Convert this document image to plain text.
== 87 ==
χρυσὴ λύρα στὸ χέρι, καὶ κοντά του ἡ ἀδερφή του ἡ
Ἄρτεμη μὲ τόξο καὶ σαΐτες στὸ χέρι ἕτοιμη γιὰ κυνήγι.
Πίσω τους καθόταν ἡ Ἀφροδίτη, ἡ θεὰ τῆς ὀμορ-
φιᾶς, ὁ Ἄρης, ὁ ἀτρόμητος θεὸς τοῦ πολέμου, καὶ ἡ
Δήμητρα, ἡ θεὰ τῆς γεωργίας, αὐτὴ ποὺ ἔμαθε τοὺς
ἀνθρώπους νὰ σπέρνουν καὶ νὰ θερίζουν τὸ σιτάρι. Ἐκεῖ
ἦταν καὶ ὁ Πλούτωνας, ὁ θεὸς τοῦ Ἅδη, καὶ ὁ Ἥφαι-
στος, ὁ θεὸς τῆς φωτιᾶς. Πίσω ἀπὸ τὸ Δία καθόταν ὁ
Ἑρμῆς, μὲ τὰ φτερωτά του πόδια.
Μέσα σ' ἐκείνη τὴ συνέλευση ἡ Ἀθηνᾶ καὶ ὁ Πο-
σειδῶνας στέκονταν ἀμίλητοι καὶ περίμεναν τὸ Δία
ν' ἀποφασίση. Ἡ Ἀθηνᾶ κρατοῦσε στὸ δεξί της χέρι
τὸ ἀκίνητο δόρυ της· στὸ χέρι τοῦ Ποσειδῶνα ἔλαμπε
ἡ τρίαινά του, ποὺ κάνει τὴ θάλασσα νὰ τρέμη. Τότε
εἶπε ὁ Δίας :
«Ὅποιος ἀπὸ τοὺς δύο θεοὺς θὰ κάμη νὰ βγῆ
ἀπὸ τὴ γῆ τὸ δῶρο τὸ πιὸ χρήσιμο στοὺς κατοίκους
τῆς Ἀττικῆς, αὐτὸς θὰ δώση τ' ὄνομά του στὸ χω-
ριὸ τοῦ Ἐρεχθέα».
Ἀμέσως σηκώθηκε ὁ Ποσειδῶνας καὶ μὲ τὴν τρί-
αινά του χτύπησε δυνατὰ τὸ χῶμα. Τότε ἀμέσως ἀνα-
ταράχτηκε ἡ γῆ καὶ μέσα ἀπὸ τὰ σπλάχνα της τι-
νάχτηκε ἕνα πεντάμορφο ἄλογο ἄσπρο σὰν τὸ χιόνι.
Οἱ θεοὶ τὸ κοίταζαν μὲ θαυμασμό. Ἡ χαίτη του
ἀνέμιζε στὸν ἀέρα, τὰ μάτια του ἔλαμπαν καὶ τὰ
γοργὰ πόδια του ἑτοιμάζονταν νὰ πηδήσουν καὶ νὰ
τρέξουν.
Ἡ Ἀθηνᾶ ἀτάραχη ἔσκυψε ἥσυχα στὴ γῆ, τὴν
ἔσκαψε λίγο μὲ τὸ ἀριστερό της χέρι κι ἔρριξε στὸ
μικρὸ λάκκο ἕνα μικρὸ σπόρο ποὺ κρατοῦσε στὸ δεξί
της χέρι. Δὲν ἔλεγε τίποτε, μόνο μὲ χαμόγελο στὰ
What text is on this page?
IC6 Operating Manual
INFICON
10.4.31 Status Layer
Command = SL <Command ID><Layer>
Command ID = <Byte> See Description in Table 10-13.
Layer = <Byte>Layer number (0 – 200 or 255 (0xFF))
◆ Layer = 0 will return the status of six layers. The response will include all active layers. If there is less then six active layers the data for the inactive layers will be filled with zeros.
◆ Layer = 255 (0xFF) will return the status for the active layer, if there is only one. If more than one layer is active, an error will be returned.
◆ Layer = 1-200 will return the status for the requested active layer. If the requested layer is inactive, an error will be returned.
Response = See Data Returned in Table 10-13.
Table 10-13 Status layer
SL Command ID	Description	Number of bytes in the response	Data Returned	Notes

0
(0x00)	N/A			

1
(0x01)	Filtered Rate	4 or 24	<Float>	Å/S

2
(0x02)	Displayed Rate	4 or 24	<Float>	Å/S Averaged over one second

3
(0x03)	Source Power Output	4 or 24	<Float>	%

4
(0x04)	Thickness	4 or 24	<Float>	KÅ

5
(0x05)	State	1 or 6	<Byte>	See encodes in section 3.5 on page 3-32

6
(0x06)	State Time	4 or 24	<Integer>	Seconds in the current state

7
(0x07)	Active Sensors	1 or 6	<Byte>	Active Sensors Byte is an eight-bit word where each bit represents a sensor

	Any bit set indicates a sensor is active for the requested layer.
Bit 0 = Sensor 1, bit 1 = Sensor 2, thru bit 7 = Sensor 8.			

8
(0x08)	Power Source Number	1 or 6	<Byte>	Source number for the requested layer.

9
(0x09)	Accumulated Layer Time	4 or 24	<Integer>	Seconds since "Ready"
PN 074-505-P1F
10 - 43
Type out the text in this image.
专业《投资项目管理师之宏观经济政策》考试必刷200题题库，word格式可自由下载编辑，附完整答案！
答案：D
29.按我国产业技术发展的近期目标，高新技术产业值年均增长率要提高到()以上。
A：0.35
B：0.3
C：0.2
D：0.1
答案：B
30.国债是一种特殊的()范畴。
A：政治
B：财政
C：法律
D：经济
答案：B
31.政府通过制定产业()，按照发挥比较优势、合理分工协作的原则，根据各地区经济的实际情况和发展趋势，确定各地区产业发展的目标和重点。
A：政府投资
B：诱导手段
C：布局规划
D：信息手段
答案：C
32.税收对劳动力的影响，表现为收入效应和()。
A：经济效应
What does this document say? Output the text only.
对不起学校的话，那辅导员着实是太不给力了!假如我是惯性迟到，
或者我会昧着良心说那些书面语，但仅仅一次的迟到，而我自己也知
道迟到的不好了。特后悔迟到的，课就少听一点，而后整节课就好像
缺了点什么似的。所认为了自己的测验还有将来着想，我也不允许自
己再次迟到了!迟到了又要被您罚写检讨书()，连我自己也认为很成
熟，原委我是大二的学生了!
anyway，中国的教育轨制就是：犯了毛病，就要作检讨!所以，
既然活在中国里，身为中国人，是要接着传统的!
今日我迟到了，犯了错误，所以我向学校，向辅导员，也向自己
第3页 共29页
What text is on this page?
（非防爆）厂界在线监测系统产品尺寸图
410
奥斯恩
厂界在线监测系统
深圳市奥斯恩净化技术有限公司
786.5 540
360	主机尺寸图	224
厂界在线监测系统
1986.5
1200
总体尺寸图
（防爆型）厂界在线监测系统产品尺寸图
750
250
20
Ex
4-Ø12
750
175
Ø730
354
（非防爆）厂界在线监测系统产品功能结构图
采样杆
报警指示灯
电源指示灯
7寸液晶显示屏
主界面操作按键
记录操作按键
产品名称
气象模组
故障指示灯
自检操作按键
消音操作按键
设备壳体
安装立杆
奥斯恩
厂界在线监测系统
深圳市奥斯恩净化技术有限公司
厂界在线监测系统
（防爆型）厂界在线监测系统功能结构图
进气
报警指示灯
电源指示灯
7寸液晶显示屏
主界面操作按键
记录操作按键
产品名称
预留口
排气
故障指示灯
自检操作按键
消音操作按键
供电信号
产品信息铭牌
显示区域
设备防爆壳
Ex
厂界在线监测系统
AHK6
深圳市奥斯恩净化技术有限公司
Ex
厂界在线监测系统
* * * * * * *
# [Task description]
Reproduce the listing above verbatim, from first line to last.

# [Correct output]
Convert this document image to plain text.
== 87 ==
χρυσὴ λύρα στὸ χέρι, καὶ κοντά του ἡ ἀδερφή του ἡ
Ἄρτεμη μὲ τόξο καὶ σαΐτες στὸ χέρι ἕτοιμη γιὰ κυνήγι.
Πίσω τους καθόταν ἡ Ἀφροδίτη, ἡ θεὰ τῆς ὀμορ-
φιᾶς, ὁ Ἄρης, ὁ ἀτρόμητος θεὸς τοῦ πολέμου, καὶ ἡ
Δήμητρα, ἡ θεὰ τῆς γεωργίας, αὐτὴ ποὺ ἔμαθε τοὺς
ἀνθρώπους νὰ σπέρνουν καὶ νὰ θερίζουν τὸ σιτάρι. Ἐκεῖ
ἦταν καὶ ὁ Πλούτωνας, ὁ θεὸς τοῦ Ἅδη, καὶ ὁ Ἥφαι-
στος, ὁ θεὸς τῆς φωτιᾶς. Πίσω ἀπὸ τὸ Δία καθόταν ὁ
Ἑρμῆς, μὲ τὰ φτερωτά του πόδια.
Μέσα σ' ἐκείνη τὴ συνέλευση ἡ Ἀθηνᾶ καὶ ὁ Πο-
σειδῶνας στέκονταν ἀμίλητοι καὶ περίμεναν τὸ Δία
ν' ἀποφασίση. Ἡ Ἀθηνᾶ κρατοῦσε στὸ δεξί της χέρι
τὸ ἀκίνητο δόρυ της· στὸ χέρι τοῦ Ποσειδῶνα ἔλαμπε
ἡ τρίαινά του, ποὺ κάνει τὴ θάλασσα νὰ τρέμη. Τότε
εἶπε ὁ Δίας :
«Ὅποιος ἀπὸ τοὺς δύο θεοὺς θὰ κάμη νὰ βγῆ
ἀπὸ τὴ γῆ τὸ δῶρο τὸ πιὸ χρήσιμο στοὺς κατοίκους
τῆς Ἀττικῆς, αὐτὸς θὰ δώση τ' ὄνομά του στὸ χω-
ριὸ τοῦ Ἐρεχθέα».
Ἀμέσως σηκώθηκε ὁ Ποσειδῶνας καὶ μὲ τὴν τρί-
αινά του χτύπησε δυνατὰ τὸ χῶμα. Τότε ἀμέσως ἀνα-
ταράχτηκε ἡ γῆ καὶ μέσα ἀπὸ τὰ σπλάχνα της τι-
νάχτηκε ἕνα πεντάμορφο ἄλογο ἄσπρο σὰν τὸ χιόνι.
Οἱ θεοὶ τὸ κοίταζαν μὲ θαυμασμό. Ἡ χαίτη του
ἀνέμιζε στὸν ἀέρα, τὰ μάτια του ἔλαμπαν καὶ τὰ
γοργὰ πόδια του ἑτοιμάζονταν νὰ πηδήσουν καὶ νὰ
τρέξουν.
Ἡ Ἀθηνᾶ ἀτάραχη ἔσκυψε ἥσυχα στὴ γῆ, τὴν
ἔσκαψε λίγο μὲ τὸ ἀριστερό της χέρι κι ἔρριξε στὸ
μικρὸ λάκκο ἕνα μικρὸ σπόρο ποὺ κρατοῦσε στὸ δεξί
της χέρι. Δὲν ἔλεγε τίποτε, μόνο μὲ χαμόγελο στὰ
What text is on this page?
IC6 Operating Manual
INFICON
10.4.31 Status Layer
Command = SL <Command ID><Layer>
Command ID = <Byte> See Description in Table 10-13.
Layer = <Byte>Layer number (0 – 200 or 255 (0xFF))
◆ Layer = 0 will return the status of six layers. The response will include all active layers. If there is less then six active layers the data for the inactive layers will be filled with zeros.
◆ Layer = 255 (0xFF) will return the status for the active layer, if there is only one. If more than one layer is active, an error will be returned.
◆ Layer = 1-200 will return the status for the requested active layer. If the requested layer is inactive, an error will be returned.
Response = See Data Returned in Table 10-13.
Table 10-13 Status layer
SL Command ID	Description	Number of bytes in the response	Data Returned	Notes

0
(0x00)	N/A			

1
(0x01)	Filtered Rate	4 or 24	<Float>	Å/S

2
(0x02)	Displayed Rate	4 or 24	<Float>	Å/S Averaged over one second

3
(0x03)	Source Power Output	4 or 24	<Float>	%

4
(0x04)	Thickness	4 or 24	<Float>	KÅ

5
(0x05)	State	1 or 6	<Byte>	See encodes in section 3.5 on page 3-32

6
(0x06)	State Time	4 or 24	<Integer>	Seconds in the current state

7
(0x07)	Active Sensors	1 or 6	<Byte>	Active Sensors Byte is an eight-bit word where each bit represents a sensor

	Any bit set indicates a sensor is active for the requested layer.
Bit 0 = Sensor 1, bit 1 = Sensor 2, thru bit 7 = Sensor 8.			

8
(0x08)	Power Source Number	1 or 6	<Byte>	Source number for the requested layer.

9
(0x09)	Accumulated Layer Time	4 or 24	<Integer>	Seconds since "Ready"
PN 074-505-P1F
10 - 43
Type out the text in this image.
专业《投资项目管理师之宏观经济政策》考试必刷200题题库，word格式可自由下载编辑，附完整答案！
答案：D
29.按我国产业技术发展的近期目标，高新技术产业值年均增长率要提高到()以上。
A：0.35
B：0.3
C：0.2
D：0.1
答案：B
30.国债是一种特殊的()范畴。
A：政治
B：财政
C：法律
D：经济
答案：B
31.政府通过制定产业()，按照发挥比较优势、合理分工协作的原则，根据各地区经济的实际情况和发展趋势，确定各地区产业发展的目标和重点。
A：政府投资
B：诱导手段
C：布局规划
D：信息手段
答案：C
32.税收对劳动力的影响，表现为收入效应和()。
A：经济效应
What does this document say? Output the text only.
对不起学校的话，那辅导员着实是太不给力了!假如我是惯性迟到，
或者我会昧着良心说那些书面语，但仅仅一次的迟到，而我自己也知
道迟到的不好了。特后悔迟到的，课就少听一点，而后整节课就好像
缺了点什么似的。所认为了自己的测验还有将来着想，我也不允许自
己再次迟到了!迟到了又要被您罚写检讨书()，连我自己也认为很成
熟，原委我是大二的学生了!
anyway，中国的教育轨制就是：犯了毛病，就要作检讨!所以，
既然活在中国里，身为中国人，是要接着传统的!
今日我迟到了，犯了错误，所以我向学校，向辅导员，也向自己
第3页 共29页
What text is on this page?
（非防爆）厂界在线监测系统产品尺寸图
410
奥斯恩
厂界在线监测系统
深圳市奥斯恩净化技术有限公司
786.5 540
360	主机尺寸图	224
厂界在线监测系统
1986.5
1200
总体尺寸图
（防爆型）厂界在线监测系统产品尺寸图
750
250
20
Ex
4-Ø12
750
175
Ø730
354
（非防爆）厂界在线监测系统产品功能结构图
采样杆
报警指示灯
电源指示灯
7寸液晶显示屏
主界面操作按键
记录操作按键
产品名称
气象模组
故障指示灯
自检操作按键
消音操作按键
设备壳体
安装立杆
奥斯恩
厂界在线监测系统
深圳市奥斯恩净化技术有限公司
厂界在线监测系统
（防爆型）厂界在线监测系统功能结构图
进气
报警指示灯
电源指示灯
7寸液晶显示屏
主界面操作按键
记录操作按键
产品名称
预留口
排气
故障指示灯
自检操作按键
消音操作按键
供电信号
产品信息铭牌
显示区域
设备防爆壳
Ex
厂界在线监测系统
AHK6
深圳市奥斯恩净化技术有限公司
Ex
厂界在线监测系统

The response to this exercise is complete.